Written task » Omit all images. Write out the rest of the material exactly.

--- start Material for this exercise ---

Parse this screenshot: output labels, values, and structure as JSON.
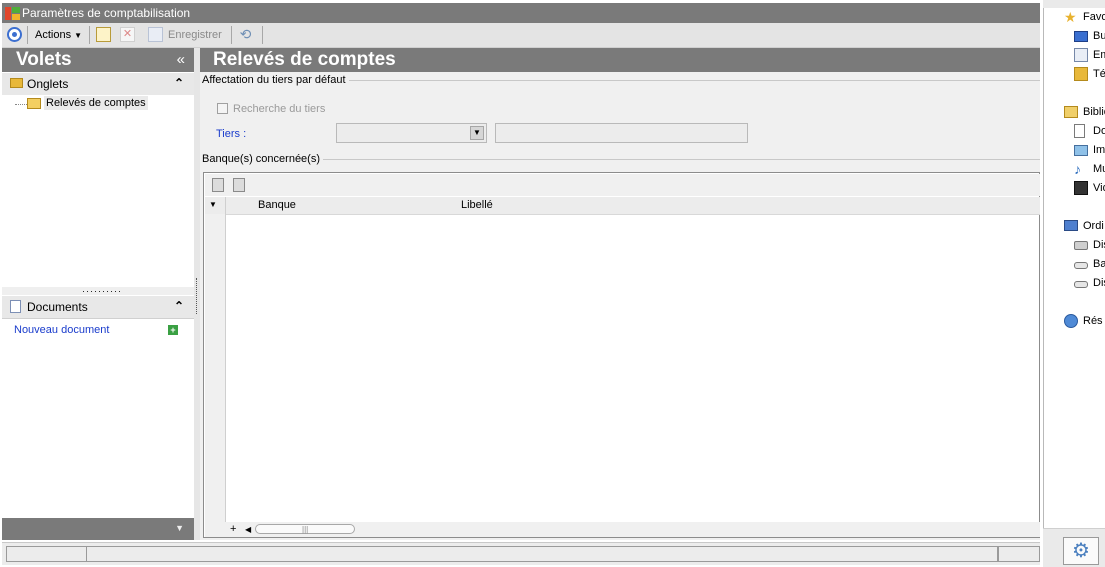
{
  "window": {
    "title": "Paramètres de comptabilisation"
  },
  "toolbar": {
    "actions_label": "Actions",
    "save_label": "Enregistrer"
  },
  "left_panel": {
    "title": "Volets",
    "collapse_glyph": "«",
    "tabs_section": {
      "label": "Onglets",
      "toggle_glyph": "⌃"
    },
    "tree": {
      "selected_item": "Relevés de comptes"
    },
    "documents_section": {
      "label": "Documents",
      "toggle_glyph": "⌃",
      "new_document_label": "Nouveau document"
    }
  },
  "main": {
    "title": "Relevés de comptes",
    "group_tiers": {
      "title": "Affectation du tiers par défaut",
      "search_checkbox_label": "Recherche du tiers",
      "search_checked": false,
      "tiers_label": "Tiers :",
      "tiers_select_value": "",
      "tiers_text_value": ""
    },
    "group_banks": {
      "title": "Banque(s) concernée(s)",
      "columns": [
        "Banque",
        "Libellé"
      ],
      "rows": []
    }
  },
  "nav_panel": {
    "items": [
      {
        "label": "Favo",
        "icon": "star-icon"
      },
      {
        "label": "Bu",
        "icon": "desktop-icon"
      },
      {
        "label": "Em",
        "icon": "places-icon"
      },
      {
        "label": "Té",
        "icon": "downloads-icon"
      },
      {
        "label": "Biblio",
        "icon": "library-icon"
      },
      {
        "label": "Do",
        "icon": "document-icon"
      },
      {
        "label": "Im",
        "icon": "image-icon"
      },
      {
        "label": "Mu",
        "icon": "music-icon"
      },
      {
        "label": "Vid",
        "icon": "video-icon"
      },
      {
        "label": "Ordi",
        "icon": "computer-icon"
      },
      {
        "label": "Dis",
        "icon": "drive-icon"
      },
      {
        "label": "Ba",
        "icon": "drive-icon"
      },
      {
        "label": "Dis",
        "icon": "drive-icon"
      },
      {
        "label": "Rés",
        "icon": "network-icon"
      }
    ]
  },
  "colors": {
    "header_gray": "#7a7a7a",
    "link_blue": "#1a3ccc",
    "folder_yellow": "#e8b83a"
  }
}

--- end Material for this exercise ---

Solution to the exercise »
Parse this screenshot: output labels, values, and structure as JSON.
{
  "window": {
    "title": "Paramètres de comptabilisation"
  },
  "toolbar": {
    "actions_label": "Actions",
    "save_label": "Enregistrer"
  },
  "left_panel": {
    "title": "Volets",
    "collapse_glyph": "«",
    "tabs_section": {
      "label": "Onglets",
      "toggle_glyph": "⌃"
    },
    "tree": {
      "selected_item": "Relevés de comptes"
    },
    "documents_section": {
      "label": "Documents",
      "toggle_glyph": "⌃",
      "new_document_label": "Nouveau document"
    }
  },
  "main": {
    "title": "Relevés de comptes",
    "group_tiers": {
      "title": "Affectation du tiers par défaut",
      "search_checkbox_label": "Recherche du tiers",
      "search_checked": false,
      "tiers_label": "Tiers :",
      "tiers_select_value": "",
      "tiers_text_value": ""
    },
    "group_banks": {
      "title": "Banque(s) concernée(s)",
      "columns": [
        "Banque",
        "Libellé"
      ],
      "rows": []
    }
  },
  "nav_panel": {
    "items": [
      {
        "label": "Favo",
        "icon": "star-icon"
      },
      {
        "label": "Bu",
        "icon": "desktop-icon"
      },
      {
        "label": "Em",
        "icon": "places-icon"
      },
      {
        "label": "Té",
        "icon": "downloads-icon"
      },
      {
        "label": "Biblio",
        "icon": "library-icon"
      },
      {
        "label": "Do",
        "icon": "document-icon"
      },
      {
        "label": "Im",
        "icon": "image-icon"
      },
      {
        "label": "Mu",
        "icon": "music-icon"
      },
      {
        "label": "Vid",
        "icon": "video-icon"
      },
      {
        "label": "Ordi",
        "icon": "computer-icon"
      },
      {
        "label": "Dis",
        "icon": "drive-icon"
      },
      {
        "label": "Ba",
        "icon": "drive-icon"
      },
      {
        "label": "Dis",
        "icon": "drive-icon"
      },
      {
        "label": "Rés",
        "icon": "network-icon"
      }
    ]
  },
  "colors": {
    "header_gray": "#7a7a7a",
    "link_blue": "#1a3ccc",
    "folder_yellow": "#e8b83a"
  }
}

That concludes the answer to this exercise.